··· PROVIDED RECORDS ···
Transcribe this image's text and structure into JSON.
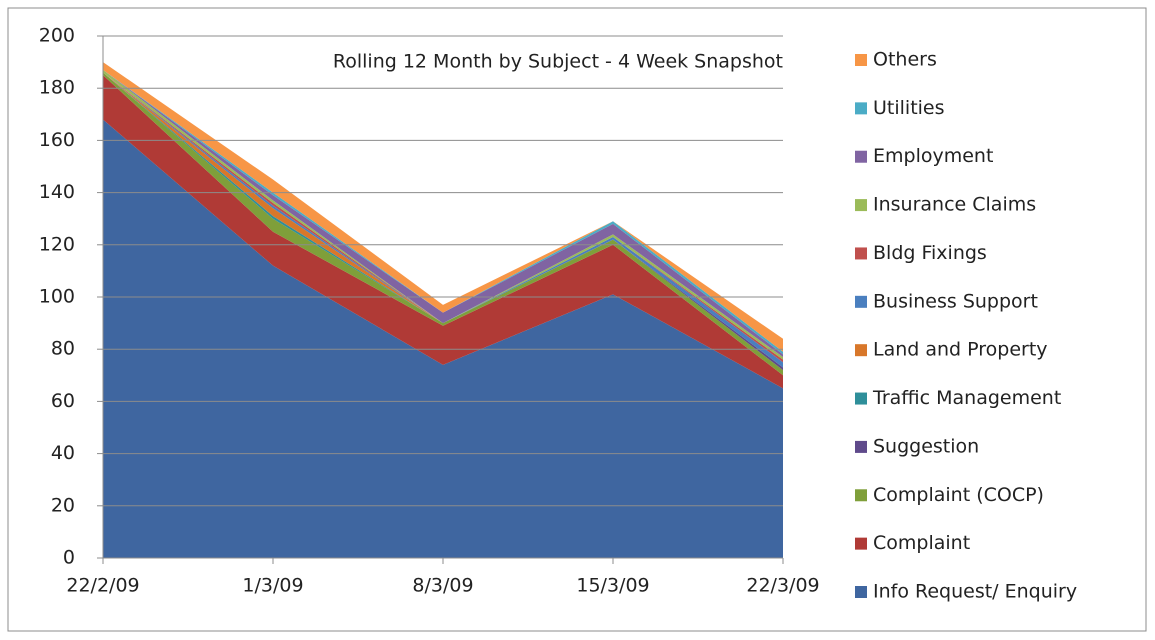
{
  "chart_data": {
    "type": "area",
    "stacked": true,
    "title": "Rolling 12 Month by Subject - 4 Week Snapshot",
    "categories": [
      "22/2/09",
      "1/3/09",
      "8/3/09",
      "15/3/09",
      "22/3/09"
    ],
    "series": [
      {
        "name": "Info Request/ Enquiry",
        "color": "#3f66a0",
        "values": [
          168,
          112,
          74,
          101,
          65
        ]
      },
      {
        "name": "Complaint",
        "color": "#b03a36",
        "values": [
          17,
          13,
          15,
          19,
          5
        ]
      },
      {
        "name": "Complaint (COCP)",
        "color": "#7f9f3a",
        "values": [
          1,
          5,
          1,
          2,
          2
        ]
      },
      {
        "name": "Suggestion",
        "color": "#5f4a8b",
        "values": [
          0,
          0,
          0,
          0,
          1
        ]
      },
      {
        "name": "Traffic Management",
        "color": "#2f8f9a",
        "values": [
          0,
          1,
          0,
          0,
          0
        ]
      },
      {
        "name": "Land and Property",
        "color": "#d8772a",
        "values": [
          0,
          3,
          0,
          0,
          0
        ]
      },
      {
        "name": "Business Support",
        "color": "#4a7fbf",
        "values": [
          0,
          1,
          0,
          1,
          2
        ]
      },
      {
        "name": "Bldg Fixings",
        "color": "#c0504d",
        "values": [
          0,
          1,
          0,
          0,
          1
        ]
      },
      {
        "name": "Insurance Claims",
        "color": "#9bbb59",
        "values": [
          1,
          1,
          0,
          1,
          1
        ]
      },
      {
        "name": "Employment",
        "color": "#8064a2",
        "values": [
          0,
          2,
          4,
          4,
          1
        ]
      },
      {
        "name": "Utilities",
        "color": "#4bacc6",
        "values": [
          0,
          1,
          0,
          1,
          1
        ]
      },
      {
        "name": "Others",
        "color": "#f79646",
        "values": [
          3,
          5,
          3,
          0,
          5
        ]
      }
    ],
    "ylim": [
      0,
      200
    ],
    "yticks": [
      0,
      20,
      40,
      60,
      80,
      100,
      120,
      140,
      160,
      180,
      200
    ],
    "grid": true,
    "legend": "right"
  }
}
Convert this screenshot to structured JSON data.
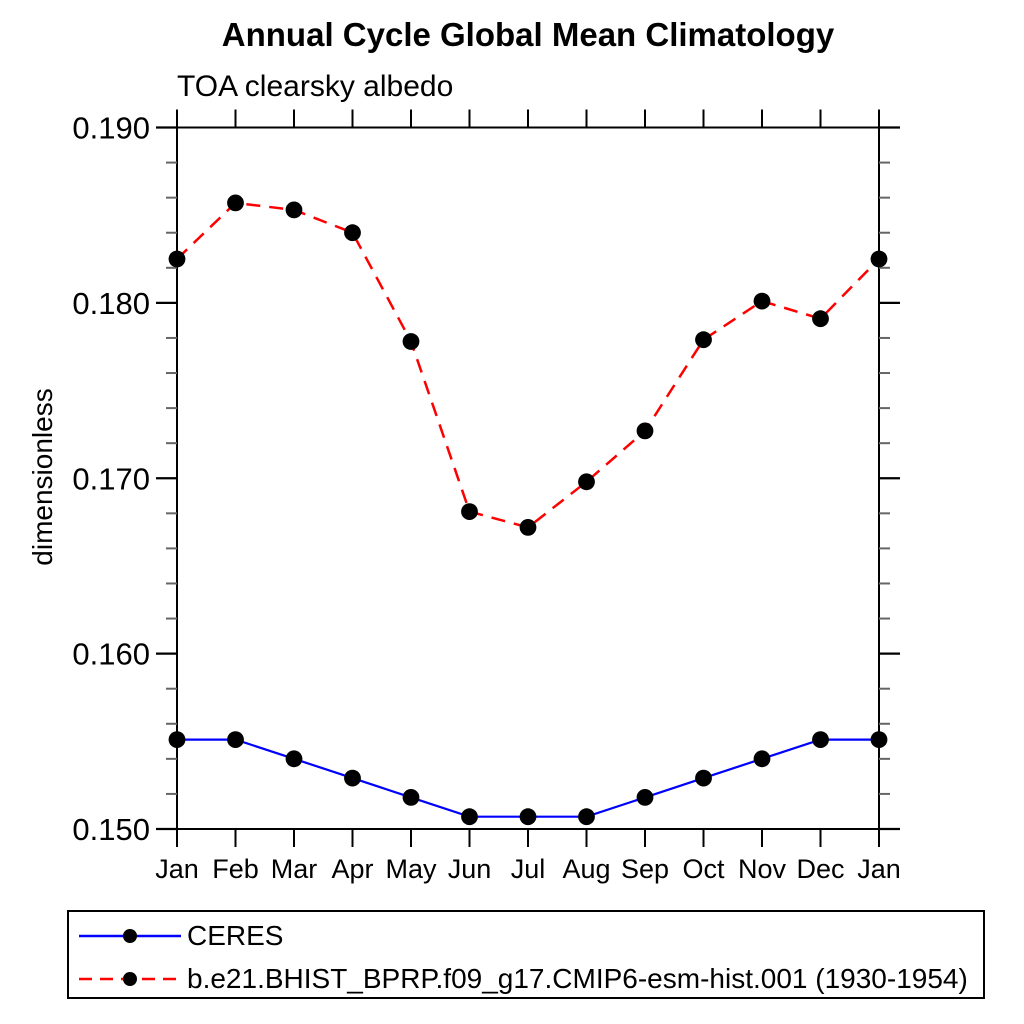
{
  "chart": {
    "title": "Annual Cycle Global Mean Climatology",
    "subtitle": "TOA clearsky albedo",
    "ylabel": "dimensionless"
  },
  "chart_data": {
    "type": "line",
    "categories": [
      "Jan",
      "Feb",
      "Mar",
      "Apr",
      "May",
      "Jun",
      "Jul",
      "Aug",
      "Sep",
      "Oct",
      "Nov",
      "Dec",
      "Jan"
    ],
    "series": [
      {
        "name": "CERES",
        "color": "#0000ff",
        "line_style": "solid",
        "marker": "filled-circle",
        "marker_color": "#000000",
        "values": [
          0.1551,
          0.1551,
          0.154,
          0.1529,
          0.1518,
          0.1507,
          0.1507,
          0.1507,
          0.1518,
          0.1529,
          0.154,
          0.1551,
          0.1551
        ]
      },
      {
        "name": "b.e21.BHIST_BPRP.f09_g17.CMIP6-esm-hist.001 (1930-1954)",
        "color": "#ff0000",
        "line_style": "dashed",
        "marker": "filled-circle",
        "marker_color": "#000000",
        "values": [
          0.1825,
          0.1857,
          0.1853,
          0.184,
          0.1778,
          0.1681,
          0.1672,
          0.1698,
          0.1727,
          0.1779,
          0.1801,
          0.1791,
          0.1825
        ]
      }
    ],
    "ylim": [
      0.15,
      0.19
    ],
    "yticks_major": [
      0.15,
      0.16,
      0.17,
      0.18,
      0.19
    ],
    "ytick_labels": [
      "0.150",
      "0.160",
      "0.170",
      "0.180",
      "0.190"
    ],
    "ytick_minor_step": 0.002,
    "xlabel": "",
    "grid": false,
    "legend_position": "bottom",
    "axis_color": "#000000",
    "minor_tick_color": "#666666"
  }
}
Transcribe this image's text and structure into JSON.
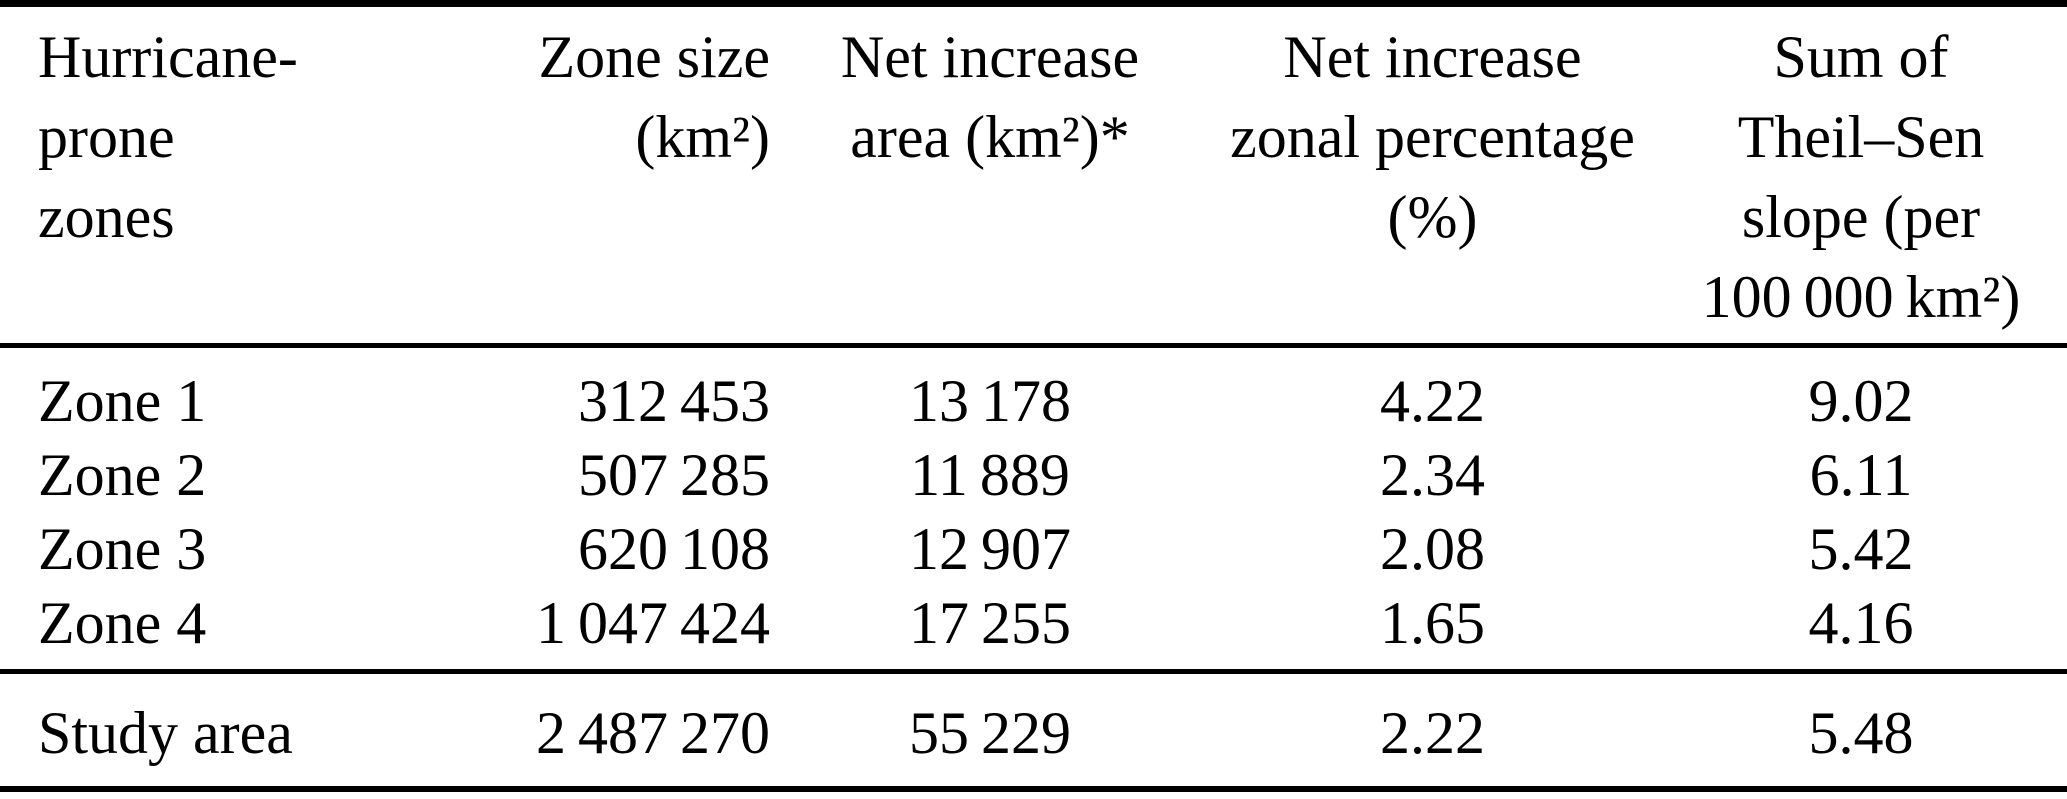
{
  "figure": {
    "kind": "academic-paper-table",
    "colors": {
      "text": "#000000",
      "background": "#ffffff",
      "rule": "#000000"
    }
  },
  "table": {
    "columns": [
      {
        "id": "zone",
        "label": "Hurricane-prone\nzones",
        "align": "left"
      },
      {
        "id": "size",
        "label": "Zone size\n(km²)",
        "align": "right"
      },
      {
        "id": "net_area",
        "label": "Net increase\narea (km²)*",
        "align": "center"
      },
      {
        "id": "net_pct",
        "label": "Net increase\nzonal percentage\n(%)",
        "align": "center"
      },
      {
        "id": "theil",
        "label": "Sum of\nTheil–Sen\nslope (per\n100 000 km²)",
        "align": "center"
      }
    ],
    "rows": [
      {
        "zone": "Zone 1",
        "size": "312 453",
        "net_area": "13 178",
        "net_pct": "4.22",
        "theil": "9.02"
      },
      {
        "zone": "Zone 2",
        "size": "507 285",
        "net_area": "11 889",
        "net_pct": "2.34",
        "theil": "6.11"
      },
      {
        "zone": "Zone 3",
        "size": "620 108",
        "net_area": "12 907",
        "net_pct": "2.08",
        "theil": "5.42"
      },
      {
        "zone": "Zone 4",
        "size": "1 047 424",
        "net_area": "17 255",
        "net_pct": "1.65",
        "theil": "4.16"
      }
    ],
    "footer": {
      "zone": "Study area",
      "size": "2 487 270",
      "net_area": "55 229",
      "net_pct": "2.22",
      "theil": "5.48"
    }
  },
  "chart_data": {
    "type": "table",
    "title": "",
    "columns": [
      "Hurricane-prone zones",
      "Zone size (km2)",
      "Net increase area (km2)*",
      "Net increase zonal percentage (%)",
      "Sum of Theil-Sen slope (per 100 000 km2)"
    ],
    "rows": [
      [
        "Zone 1",
        312453,
        13178,
        4.22,
        9.02
      ],
      [
        "Zone 2",
        507285,
        11889,
        2.34,
        6.11
      ],
      [
        "Zone 3",
        620108,
        12907,
        2.08,
        5.42
      ],
      [
        "Zone 4",
        1047424,
        17255,
        1.65,
        4.16
      ],
      [
        "Study area",
        2487270,
        55229,
        2.22,
        5.48
      ]
    ]
  }
}
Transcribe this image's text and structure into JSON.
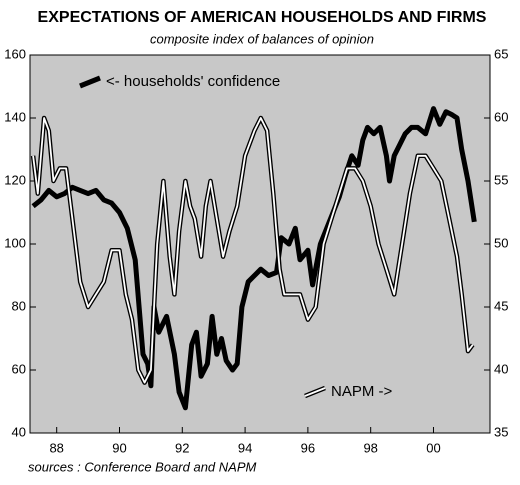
{
  "chart_data": {
    "type": "line",
    "title": "EXPECTATIONS OF AMERICAN HOUSEHOLDS AND FIRMS",
    "subtitle": "composite index of balances of opinion",
    "source": "sources : Conference Board and NAPM",
    "xlim": [
      1987.15,
      2001.8
    ],
    "xticks": [
      {
        "value": 1988,
        "label": "88"
      },
      {
        "value": 1990,
        "label": "90"
      },
      {
        "value": 1992,
        "label": "92"
      },
      {
        "value": 1994,
        "label": "94"
      },
      {
        "value": 1996,
        "label": "96"
      },
      {
        "value": 1998,
        "label": "98"
      },
      {
        "value": 2000,
        "label": "00"
      }
    ],
    "ylim": [
      40,
      160
    ],
    "yticks": [
      40,
      60,
      80,
      100,
      120,
      140,
      160
    ],
    "y2lim": [
      35,
      65
    ],
    "y2ticks": [
      35,
      40,
      45,
      50,
      55,
      60,
      65
    ],
    "series": [
      {
        "name": "<- households' confidence",
        "color": "#000000",
        "axis": "y",
        "x": [
          1987.25,
          1987.5,
          1987.75,
          1988.0,
          1988.25,
          1988.5,
          1988.75,
          1989.0,
          1989.25,
          1989.5,
          1989.75,
          1990.0,
          1990.25,
          1990.5,
          1990.75,
          1990.9,
          1991.0,
          1991.1,
          1991.25,
          1991.5,
          1991.75,
          1991.9,
          1992.1,
          1992.3,
          1992.45,
          1992.6,
          1992.8,
          1992.95,
          1993.1,
          1993.25,
          1993.4,
          1993.6,
          1993.75,
          1993.9,
          1994.1,
          1994.3,
          1994.5,
          1994.75,
          1995.0,
          1995.15,
          1995.4,
          1995.6,
          1995.75,
          1996.0,
          1996.15,
          1996.4,
          1996.6,
          1996.8,
          1997.0,
          1997.2,
          1997.4,
          1997.6,
          1997.75,
          1997.9,
          1998.1,
          1998.3,
          1998.5,
          1998.6,
          1998.75,
          1998.9,
          1999.1,
          1999.3,
          1999.5,
          1999.75,
          2000.0,
          2000.2,
          2000.4,
          2000.6,
          2000.75,
          2000.9,
          2001.1,
          2001.3
        ],
        "values": [
          112,
          114,
          117,
          115,
          116,
          118,
          117,
          116,
          117,
          114,
          113,
          110,
          105,
          95,
          65,
          62,
          55,
          80,
          72,
          77,
          65,
          53,
          48,
          68,
          72,
          58,
          62,
          77,
          65,
          70,
          63,
          60,
          62,
          80,
          88,
          90,
          92,
          90,
          91,
          102,
          100,
          105,
          95,
          98,
          87,
          100,
          105,
          110,
          115,
          122,
          128,
          125,
          133,
          137,
          135,
          137,
          128,
          120,
          128,
          131,
          135,
          137,
          137,
          135,
          143,
          138,
          142,
          141,
          140,
          130,
          120,
          107
        ]
      },
      {
        "name": "NAPM ->",
        "color": "#ffffff",
        "axis": "y2",
        "x": [
          1987.25,
          1987.4,
          1987.6,
          1987.75,
          1987.9,
          1988.1,
          1988.3,
          1988.5,
          1988.75,
          1989.0,
          1989.25,
          1989.5,
          1989.75,
          1990.0,
          1990.2,
          1990.4,
          1990.6,
          1990.8,
          1991.0,
          1991.2,
          1991.4,
          1991.6,
          1991.75,
          1991.9,
          1992.1,
          1992.25,
          1992.4,
          1992.6,
          1992.75,
          1992.9,
          1993.1,
          1993.3,
          1993.5,
          1993.75,
          1994.0,
          1994.3,
          1994.5,
          1994.7,
          1994.9,
          1995.1,
          1995.25,
          1995.5,
          1995.75,
          1996.0,
          1996.25,
          1996.5,
          1996.75,
          1997.0,
          1997.25,
          1997.5,
          1997.75,
          1998.0,
          1998.25,
          1998.5,
          1998.75,
          1999.0,
          1999.25,
          1999.5,
          1999.75,
          2000.0,
          2000.25,
          2000.5,
          2000.75,
          2000.9,
          2001.1,
          2001.25
        ],
        "values": [
          57,
          54,
          60,
          59,
          55,
          56,
          56,
          52,
          47,
          45,
          46,
          47,
          49.5,
          49.5,
          46,
          44,
          40,
          39,
          40,
          50,
          55,
          49,
          46,
          51,
          55,
          53,
          52,
          49,
          53,
          55,
          52,
          49,
          51,
          53,
          57,
          59,
          60,
          59,
          54,
          48,
          46,
          46,
          46,
          44,
          45,
          50,
          52,
          54,
          56,
          56,
          55,
          53,
          50,
          48,
          46,
          50,
          54,
          57,
          57,
          56,
          55,
          52,
          49,
          46,
          41.5,
          42
        ]
      }
    ]
  }
}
···
Gather from the entries above all lines that include the string "percentage".

        "label": "Net increase\nzonal percentage\n(%)",
      "Net increase zonal percentage (%)",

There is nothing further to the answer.